──────── INPUT DATA
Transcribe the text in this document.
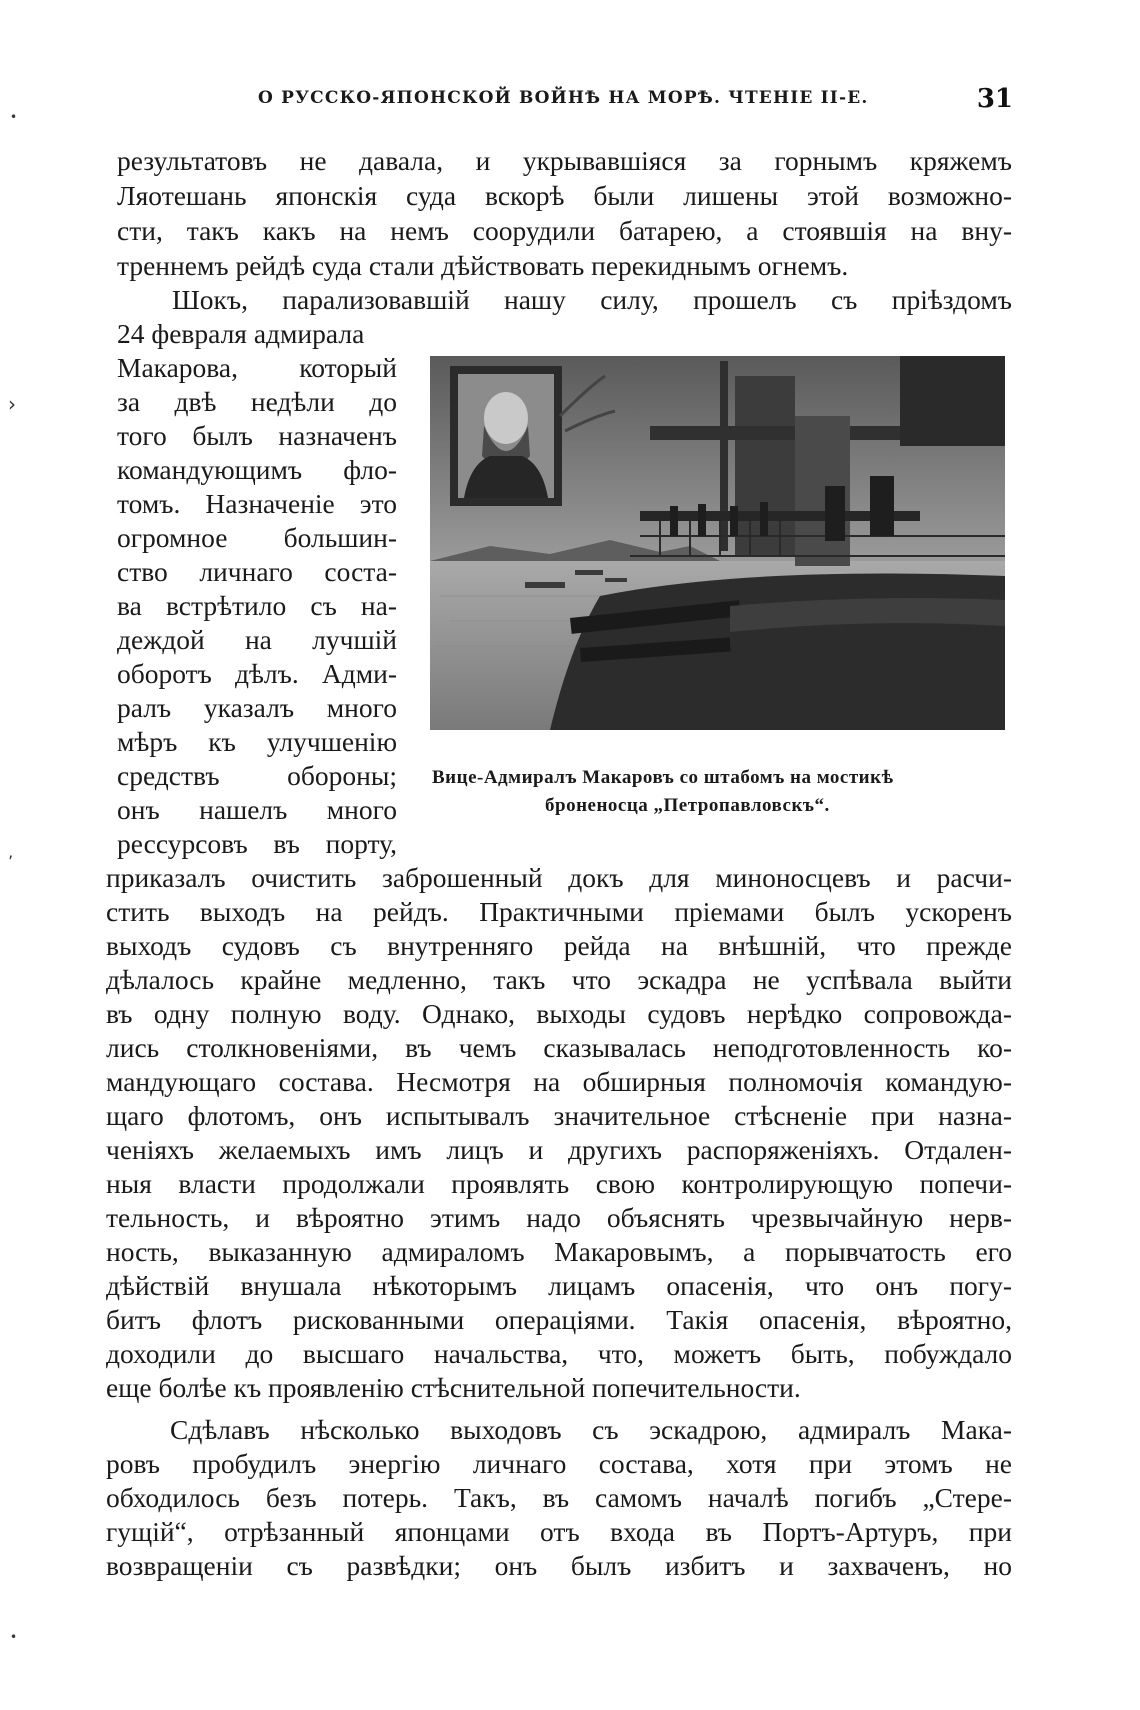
О РУССКО-ЯПОНСКОЙ ВОЙНѢ НА МОРѢ. ЧТЕНІЕ II-Е.	31
•
›
’
•

результатовъ не давала, и укрывавшіяся за горнымъ кряжемъ

Ляотешань японскія суда вскорѣ были лишены этой возможно-

сти, такъ какъ на немъ соорудили батарею, а стоявшія на вну-

треннемъ рейдѣ суда стали дѣйствовать перекиднымъ огнемъ.

Шокъ, парализовавшій нашу силу, прошелъ съ пріѣздомъ

24 февраля адмирала

Макарова, который

за двѣ недѣли до

того былъ назначенъ

командующимъ фло-

томъ. Назначеніе это

огромное большин-

ство личнаго соста-

ва встрѣтило съ на-

деждой на лучшій

оборотъ дѣлъ. Адми-

ралъ указалъ много

мѣръ къ улучшенію

средствъ обороны;

онъ нашелъ много

рессурсовъ въ порту,

Вице-Адмиралъ Макаровъ со штабомъ на мостикѣ

броненосца „Петропавловскъ“.

приказалъ очистить заброшенный докъ для миноносцевъ и расчи-

стить выходъ на рейдъ. Практичными пріемами былъ ускоренъ

выходъ судовъ съ внутренняго рейда на внѣшній, что прежде

дѣлалось крайне медленно, такъ что эскадра не успѣвала выйти

въ одну полную воду. Однако, выходы судовъ нерѣдко сопровожда-

лись столкновеніями, въ чемъ сказывалась неподготовленность ко-

мандующаго состава. Несмотря на обширныя полномочія командую-

щаго флотомъ, онъ испытывалъ значительное стѣсненіе при назна-

ченіяхъ желаемыхъ имъ лицъ и другихъ распоряженіяхъ. Отдален-

ныя власти продолжали проявлять свою контролирующую попечи-

тельность, и вѣроятно этимъ надо объяснять чрезвычайную нерв-

ность, выказанную адмираломъ Макаровымъ, а порывчатость его

дѣйствій внушала нѣкоторымъ лицамъ опасенія, что онъ погу-

битъ флотъ рискованными операціями. Такія опасенія, вѣроятно,

доходили до высшаго начальства, что, можетъ быть, побуждало

еще болѣе къ проявленію стѣснительной попечительности.

Сдѣлавъ нѣсколько выходовъ съ эскадрою, адмиралъ Мака-

ровъ пробудилъ энергію личнаго состава, хотя при этомъ не

обходилось безъ потерь. Такъ, въ самомъ началѣ погибъ „Стере-

гущій“, отрѣзанный японцами отъ входа въ Портъ-Артуръ, при

возвращеніи съ развѣдки; онъ былъ избитъ и захваченъ, но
────────────────
→ WHAT TO WORK ON: Pictures excluded, quote all the data above exactly.

→ TASK ANSWER:
Transcribe the text in this document.
О РУССКО-ЯПОНСКОЙ ВОЙНѢ НА МОРѢ. ЧТЕНІЕ II-Е.	31
•
›
’
•

результатовъ не давала, и укрывавшіяся за горнымъ кряжемъ

Ляотешань японскія суда вскорѣ были лишены этой возможно-

сти, такъ какъ на немъ соорудили батарею, а стоявшія на вну-

треннемъ рейдѣ суда стали дѣйствовать перекиднымъ огнемъ.

Шокъ, парализовавшій нашу силу, прошелъ съ пріѣздомъ

24 февраля адмирала

Макарова, который

за двѣ недѣли до

того былъ назначенъ

командующимъ фло-

томъ. Назначеніе это

огромное большин-

ство личнаго соста-

ва встрѣтило съ на-

деждой на лучшій

оборотъ дѣлъ. Адми-

ралъ указалъ много

мѣръ къ улучшенію

средствъ обороны;

онъ нашелъ много

рессурсовъ въ порту,

Вице-Адмиралъ Макаровъ со штабомъ на мостикѣ

броненосца „Петропавловскъ“.

приказалъ очистить заброшенный докъ для миноносцевъ и расчи-

стить выходъ на рейдъ. Практичными пріемами былъ ускоренъ

выходъ судовъ съ внутренняго рейда на внѣшній, что прежде

дѣлалось крайне медленно, такъ что эскадра не успѣвала выйти

въ одну полную воду. Однако, выходы судовъ нерѣдко сопровожда-

лись столкновеніями, въ чемъ сказывалась неподготовленность ко-

мандующаго состава. Несмотря на обширныя полномочія командую-

щаго флотомъ, онъ испытывалъ значительное стѣсненіе при назна-

ченіяхъ желаемыхъ имъ лицъ и другихъ распоряженіяхъ. Отдален-

ныя власти продолжали проявлять свою контролирующую попечи-

тельность, и вѣроятно этимъ надо объяснять чрезвычайную нерв-

ность, выказанную адмираломъ Макаровымъ, а порывчатость его

дѣйствій внушала нѣкоторымъ лицамъ опасенія, что онъ погу-

битъ флотъ рискованными операціями. Такія опасенія, вѣроятно,

доходили до высшаго начальства, что, можетъ быть, побуждало

еще болѣе къ проявленію стѣснительной попечительности.

Сдѣлавъ нѣсколько выходовъ съ эскадрою, адмиралъ Мака-

ровъ пробудилъ энергію личнаго состава, хотя при этомъ не

обходилось безъ потерь. Такъ, въ самомъ началѣ погибъ „Стере-

гущій“, отрѣзанный японцами отъ входа въ Портъ-Артуръ, при

возвращеніи съ развѣдки; онъ былъ избитъ и захваченъ, но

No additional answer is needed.